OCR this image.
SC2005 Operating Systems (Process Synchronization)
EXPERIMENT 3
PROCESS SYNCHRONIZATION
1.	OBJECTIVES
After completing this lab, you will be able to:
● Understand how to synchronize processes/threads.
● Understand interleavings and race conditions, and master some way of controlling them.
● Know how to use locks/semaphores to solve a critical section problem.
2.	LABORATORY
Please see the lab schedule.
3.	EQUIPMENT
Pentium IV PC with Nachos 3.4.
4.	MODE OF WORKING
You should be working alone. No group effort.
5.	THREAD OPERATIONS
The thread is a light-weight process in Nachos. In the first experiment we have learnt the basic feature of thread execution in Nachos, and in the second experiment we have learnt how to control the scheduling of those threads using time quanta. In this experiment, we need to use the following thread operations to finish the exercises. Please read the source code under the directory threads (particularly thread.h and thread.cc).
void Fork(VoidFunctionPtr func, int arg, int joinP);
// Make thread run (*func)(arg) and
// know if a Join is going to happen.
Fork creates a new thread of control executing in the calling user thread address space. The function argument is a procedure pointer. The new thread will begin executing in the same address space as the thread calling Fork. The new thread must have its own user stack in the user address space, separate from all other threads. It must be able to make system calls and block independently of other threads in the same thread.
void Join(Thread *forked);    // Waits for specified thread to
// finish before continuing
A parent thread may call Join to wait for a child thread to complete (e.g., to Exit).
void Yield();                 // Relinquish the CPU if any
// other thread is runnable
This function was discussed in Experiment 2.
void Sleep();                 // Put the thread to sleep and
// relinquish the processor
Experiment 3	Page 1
##############################
* WRITTEN REQUEST:
From the records above, extract each line exactly as shown.

* REPLY TO THE TASK:
OCR this image.
SC2005 Operating Systems (Process Synchronization)
EXPERIMENT 3
PROCESS SYNCHRONIZATION
1.	OBJECTIVES
After completing this lab, you will be able to:
● Understand how to synchronize processes/threads.
● Understand interleavings and race conditions, and master some way of controlling them.
● Know how to use locks/semaphores to solve a critical section problem.
2.	LABORATORY
Please see the lab schedule.
3.	EQUIPMENT
Pentium IV PC with Nachos 3.4.
4.	MODE OF WORKING
You should be working alone. No group effort.
5.	THREAD OPERATIONS
The thread is a light-weight process in Nachos. In the first experiment we have learnt the basic feature of thread execution in Nachos, and in the second experiment we have learnt how to control the scheduling of those threads using time quanta. In this experiment, we need to use the following thread operations to finish the exercises. Please read the source code under the directory threads (particularly thread.h and thread.cc).
void Fork(VoidFunctionPtr func, int arg, int joinP);
// Make thread run (*func)(arg) and
// know if a Join is going to happen.
Fork creates a new thread of control executing in the calling user thread address space. The function argument is a procedure pointer. The new thread will begin executing in the same address space as the thread calling Fork. The new thread must have its own user stack in the user address space, separate from all other threads. It must be able to make system calls and block independently of other threads in the same thread.
void Join(Thread *forked);    // Waits for specified thread to
// finish before continuing
A parent thread may call Join to wait for a child thread to complete (e.g., to Exit).
void Yield();                 // Relinquish the CPU if any
// other thread is runnable
This function was discussed in Experiment 2.
void Sleep();                 // Put the thread to sleep and
// relinquish the processor
Experiment 3	Page 1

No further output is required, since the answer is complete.